## What the task asks
Please continue the project summary on the neurological effects of chronic opioid use, starting right after its final sentence.

## Selected passage
|---|

Profiling Neurological Consequences and Susceptible Populations of Chronic Opioid Use
Heather Enright | 20-ERD-009
Our overarching goal for this project was to establish a unique approach to elucidate the neurological consequences of chronic opioid exposure. Synthetic opioids, such as fentanyl, have captured recent attention due to the rapid increase in opioid-related deaths and their high potency. While clinically effective and necessary in certain medical circumstances, the potent neurological effects of these drugs remain a threat to human health when misused. In this project, we leveraged capabilities unique to LLNL to profile the neurological consequences of fentanyl exposure in a human-relevant system. Leveraged capabilities included accelerator mass spectrometry (AMS) to inform relevant dosing, the brain-on-chip (BOC) platform to noninvasively evaluate changes in neuronal function over time, and transcriptomics to profile molecular changes from exposure. In this project, we have successfully established this unique approach and have profiled brain responses to fentanyl in both rodent and human-based systems. Our studies have demonstrated dose-dependent consequences of fentanyl exposure in a rodent system with molecular and functional consequences shown at a high dose (10 micromolar). While no significant alterations to brain function were observed at the lower-dose exposure (0.01 micromolar, analgesic-dose condition), molecular changes using transcriptomics were detected, suggesting that fentanyl rapidly elicits changes in brain plasticity. Similar doses in human-based systems did not result in the same functional changes observed in rodent studies, highlighting the importance of conducting species comparisons and utilization of human-based cell systems when evaluating brain susceptibility to drugs, such as opioids.

|---|

[Bounding box prediction data]
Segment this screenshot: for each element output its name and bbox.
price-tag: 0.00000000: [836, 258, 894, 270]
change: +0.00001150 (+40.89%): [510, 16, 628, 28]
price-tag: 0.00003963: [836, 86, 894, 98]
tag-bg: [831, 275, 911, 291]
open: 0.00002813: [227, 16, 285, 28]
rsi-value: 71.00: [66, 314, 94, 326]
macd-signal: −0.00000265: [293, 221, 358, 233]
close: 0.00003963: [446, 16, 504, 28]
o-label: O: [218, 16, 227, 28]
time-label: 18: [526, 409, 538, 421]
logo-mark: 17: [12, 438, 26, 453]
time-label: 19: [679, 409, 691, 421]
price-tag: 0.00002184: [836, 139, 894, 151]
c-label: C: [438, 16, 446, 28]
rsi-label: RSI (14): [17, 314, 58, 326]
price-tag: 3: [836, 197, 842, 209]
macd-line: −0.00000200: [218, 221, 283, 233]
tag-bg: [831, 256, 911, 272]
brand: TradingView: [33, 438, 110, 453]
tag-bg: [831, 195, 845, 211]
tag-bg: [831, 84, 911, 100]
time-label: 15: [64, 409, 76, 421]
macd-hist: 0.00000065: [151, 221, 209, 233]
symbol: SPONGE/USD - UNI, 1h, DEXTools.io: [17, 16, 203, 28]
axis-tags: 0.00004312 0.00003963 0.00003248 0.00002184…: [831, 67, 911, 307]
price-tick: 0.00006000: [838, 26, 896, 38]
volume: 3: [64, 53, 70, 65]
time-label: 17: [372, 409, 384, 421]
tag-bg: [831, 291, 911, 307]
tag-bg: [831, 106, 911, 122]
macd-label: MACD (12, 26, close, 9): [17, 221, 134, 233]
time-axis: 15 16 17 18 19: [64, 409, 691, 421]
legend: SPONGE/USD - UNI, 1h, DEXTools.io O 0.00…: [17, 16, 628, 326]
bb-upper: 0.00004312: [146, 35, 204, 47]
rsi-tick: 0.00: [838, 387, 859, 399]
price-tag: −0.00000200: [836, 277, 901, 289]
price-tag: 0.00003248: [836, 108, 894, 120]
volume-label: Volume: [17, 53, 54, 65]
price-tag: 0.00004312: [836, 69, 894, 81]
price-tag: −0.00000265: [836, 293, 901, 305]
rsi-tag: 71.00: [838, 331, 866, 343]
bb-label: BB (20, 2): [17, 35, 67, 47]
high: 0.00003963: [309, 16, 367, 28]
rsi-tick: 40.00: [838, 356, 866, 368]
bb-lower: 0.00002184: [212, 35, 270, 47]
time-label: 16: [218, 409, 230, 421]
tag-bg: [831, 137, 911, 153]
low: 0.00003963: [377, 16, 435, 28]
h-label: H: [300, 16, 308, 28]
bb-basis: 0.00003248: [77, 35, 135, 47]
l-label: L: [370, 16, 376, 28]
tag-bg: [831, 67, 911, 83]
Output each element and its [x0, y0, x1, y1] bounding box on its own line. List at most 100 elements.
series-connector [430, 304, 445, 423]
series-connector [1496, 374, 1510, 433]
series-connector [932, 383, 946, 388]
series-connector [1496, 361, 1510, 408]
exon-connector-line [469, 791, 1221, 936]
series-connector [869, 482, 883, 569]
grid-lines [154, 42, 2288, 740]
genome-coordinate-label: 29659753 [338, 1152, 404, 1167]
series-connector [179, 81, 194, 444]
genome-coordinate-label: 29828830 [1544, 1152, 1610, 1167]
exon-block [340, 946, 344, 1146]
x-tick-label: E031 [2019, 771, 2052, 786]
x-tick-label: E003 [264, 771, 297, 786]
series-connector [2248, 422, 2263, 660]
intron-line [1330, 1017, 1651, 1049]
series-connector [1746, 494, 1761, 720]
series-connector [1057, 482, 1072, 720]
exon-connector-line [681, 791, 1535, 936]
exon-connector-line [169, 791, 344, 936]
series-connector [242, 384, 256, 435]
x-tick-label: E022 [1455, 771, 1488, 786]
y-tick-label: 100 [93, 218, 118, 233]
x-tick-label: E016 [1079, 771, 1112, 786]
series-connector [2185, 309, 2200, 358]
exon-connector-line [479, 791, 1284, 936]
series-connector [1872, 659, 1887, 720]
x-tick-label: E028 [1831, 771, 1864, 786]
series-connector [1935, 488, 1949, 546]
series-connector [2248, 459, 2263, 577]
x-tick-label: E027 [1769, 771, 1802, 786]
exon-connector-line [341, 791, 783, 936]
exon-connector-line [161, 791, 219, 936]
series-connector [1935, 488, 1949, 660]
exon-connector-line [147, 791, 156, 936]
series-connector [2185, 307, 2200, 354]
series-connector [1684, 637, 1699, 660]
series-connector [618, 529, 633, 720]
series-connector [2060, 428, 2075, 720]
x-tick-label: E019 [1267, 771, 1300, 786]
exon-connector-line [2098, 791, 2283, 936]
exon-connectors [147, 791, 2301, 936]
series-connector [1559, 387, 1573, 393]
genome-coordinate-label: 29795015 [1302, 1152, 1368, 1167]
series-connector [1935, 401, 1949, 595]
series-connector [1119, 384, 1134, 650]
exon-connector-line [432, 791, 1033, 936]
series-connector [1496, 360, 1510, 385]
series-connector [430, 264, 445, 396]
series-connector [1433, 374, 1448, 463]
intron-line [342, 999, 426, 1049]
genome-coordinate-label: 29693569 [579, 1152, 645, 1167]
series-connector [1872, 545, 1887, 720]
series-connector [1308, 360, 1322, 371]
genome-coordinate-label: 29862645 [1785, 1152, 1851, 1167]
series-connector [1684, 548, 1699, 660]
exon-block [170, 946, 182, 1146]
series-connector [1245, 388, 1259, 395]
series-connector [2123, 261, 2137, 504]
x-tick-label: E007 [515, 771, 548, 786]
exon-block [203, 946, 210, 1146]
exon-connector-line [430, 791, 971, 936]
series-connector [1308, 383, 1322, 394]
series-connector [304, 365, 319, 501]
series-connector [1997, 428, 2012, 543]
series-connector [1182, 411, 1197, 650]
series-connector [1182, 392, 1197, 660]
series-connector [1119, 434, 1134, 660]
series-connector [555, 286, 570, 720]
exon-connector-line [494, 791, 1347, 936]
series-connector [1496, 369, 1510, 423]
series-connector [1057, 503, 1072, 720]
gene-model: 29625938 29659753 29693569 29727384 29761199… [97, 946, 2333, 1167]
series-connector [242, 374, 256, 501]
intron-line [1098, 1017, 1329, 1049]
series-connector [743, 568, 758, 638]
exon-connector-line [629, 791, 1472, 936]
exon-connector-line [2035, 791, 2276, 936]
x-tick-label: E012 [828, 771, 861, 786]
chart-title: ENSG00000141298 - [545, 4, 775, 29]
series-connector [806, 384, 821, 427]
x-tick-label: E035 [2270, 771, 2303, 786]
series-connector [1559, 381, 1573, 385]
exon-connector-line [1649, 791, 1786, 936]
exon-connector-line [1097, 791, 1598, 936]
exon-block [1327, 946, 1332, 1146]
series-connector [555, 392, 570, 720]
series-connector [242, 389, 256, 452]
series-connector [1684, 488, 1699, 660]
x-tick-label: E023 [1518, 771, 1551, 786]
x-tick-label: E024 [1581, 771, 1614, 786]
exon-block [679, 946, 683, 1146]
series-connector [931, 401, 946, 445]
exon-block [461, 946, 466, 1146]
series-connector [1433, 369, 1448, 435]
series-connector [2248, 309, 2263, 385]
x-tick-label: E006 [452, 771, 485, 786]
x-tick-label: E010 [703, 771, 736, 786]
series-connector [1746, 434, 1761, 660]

|---|

## Exercise output
This project will not only advance our capability to predict human health outcomes for opioids, but will also establish an approach to characterize and predict outcomes of exposures to other highly toxic compounds, including biological and chemical threats, treatments, and countermeasures specific to these threats. This research addresses the Laboratory's research and development challenge in the area of chemical and biological countermeasures. This research is in line with other programs in this mission space (e.g., the Forensic Science Center's research on the human exposure signatures for highly toxic materials and computational efforts research into neuronal and receptor models and novel drugs for pain management) and would be of interest to agencies funding these areas. This project also supports the NNSA goal to expand and apply our science and technology capabilities to deal with broad national-security challenges.
Publications, Presentations, and Patents
Lam, D., et al. 2021. "Probing Function in 3D Neuronal Cultures: A Survey of 3D Multielectrode Array Advances." Curr Opin Pharmacol 60, 255-260 (2021); doi: 10.1016/j.coph.2021.08.003.
Lam, D., et al. 2021. "Dose-Dependent Consequences of Sub-Chronic Fentanyl Exposure on Neuron and Glial Co-Cultures." Front Toxicol. 11;4:983415 (2022); doi: 10.3389/ftox.2022.983415.
Lam, D., et al. 2021. "Cellular, Molecular and Functional Changes in the Brain Following Acute and Chronic Fentanyl Exposure." Poster, Society for Neuroscience, Virtual. January 2021.
Enright H.A., et al. "Recapitulating Complex Neuronal-Glia Networks in an In Vitro System for Toxicant Characterization." Poster, NASA Human Research Program IWS 2021, Virtual. February 2021.
Enright, H.A. "Engineered Systems for Toxicity and Countermeasure Evaluation." Presentation IPRAMM Workshop, Virtual. January 2022.
Enright H.A., et al. "Recapitulating Complex Neuronal-Glia Networks in an In Vitro System for Toxicant Characterization." Poster, Chemical and Biological Defense Science and Technology Conference, San Francisco. December 2022.